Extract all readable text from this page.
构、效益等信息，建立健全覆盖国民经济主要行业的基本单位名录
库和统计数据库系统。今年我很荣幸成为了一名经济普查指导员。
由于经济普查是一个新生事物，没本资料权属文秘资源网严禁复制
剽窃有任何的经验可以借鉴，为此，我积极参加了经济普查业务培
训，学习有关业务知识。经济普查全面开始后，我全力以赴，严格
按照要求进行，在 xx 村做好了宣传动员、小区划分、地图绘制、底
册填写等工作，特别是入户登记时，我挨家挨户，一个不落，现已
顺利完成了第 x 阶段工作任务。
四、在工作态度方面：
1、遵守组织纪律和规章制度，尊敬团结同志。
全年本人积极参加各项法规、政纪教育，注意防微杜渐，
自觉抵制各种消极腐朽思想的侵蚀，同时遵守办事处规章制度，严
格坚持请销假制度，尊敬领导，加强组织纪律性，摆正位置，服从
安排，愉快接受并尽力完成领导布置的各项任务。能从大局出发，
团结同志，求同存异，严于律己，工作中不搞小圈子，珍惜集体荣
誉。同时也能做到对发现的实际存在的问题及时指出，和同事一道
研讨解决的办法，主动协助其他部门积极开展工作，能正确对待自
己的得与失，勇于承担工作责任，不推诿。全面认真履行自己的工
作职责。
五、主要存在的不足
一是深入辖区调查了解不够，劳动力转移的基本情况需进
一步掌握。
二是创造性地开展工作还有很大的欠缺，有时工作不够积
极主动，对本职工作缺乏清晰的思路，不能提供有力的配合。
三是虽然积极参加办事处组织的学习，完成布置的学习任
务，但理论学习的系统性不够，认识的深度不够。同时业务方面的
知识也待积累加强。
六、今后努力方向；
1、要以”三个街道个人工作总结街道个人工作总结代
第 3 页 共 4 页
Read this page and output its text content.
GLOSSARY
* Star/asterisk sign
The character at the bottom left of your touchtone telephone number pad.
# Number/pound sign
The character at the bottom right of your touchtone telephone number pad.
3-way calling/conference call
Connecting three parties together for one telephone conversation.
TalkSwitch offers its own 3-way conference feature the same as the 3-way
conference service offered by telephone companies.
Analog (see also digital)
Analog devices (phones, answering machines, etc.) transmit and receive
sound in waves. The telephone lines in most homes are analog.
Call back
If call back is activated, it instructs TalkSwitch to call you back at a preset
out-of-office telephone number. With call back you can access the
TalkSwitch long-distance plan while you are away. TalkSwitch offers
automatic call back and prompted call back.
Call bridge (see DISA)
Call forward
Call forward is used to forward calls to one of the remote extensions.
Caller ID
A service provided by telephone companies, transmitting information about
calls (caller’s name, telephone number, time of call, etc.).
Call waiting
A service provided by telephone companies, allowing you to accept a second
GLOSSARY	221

## SET TASK
Copy every line from the records above that contains the word "touchtone".

## RESULT OF THE EXERCISE
The character at the bottom left of your touchtone telephone number pad.
The character at the bottom right of your touchtone telephone number pad.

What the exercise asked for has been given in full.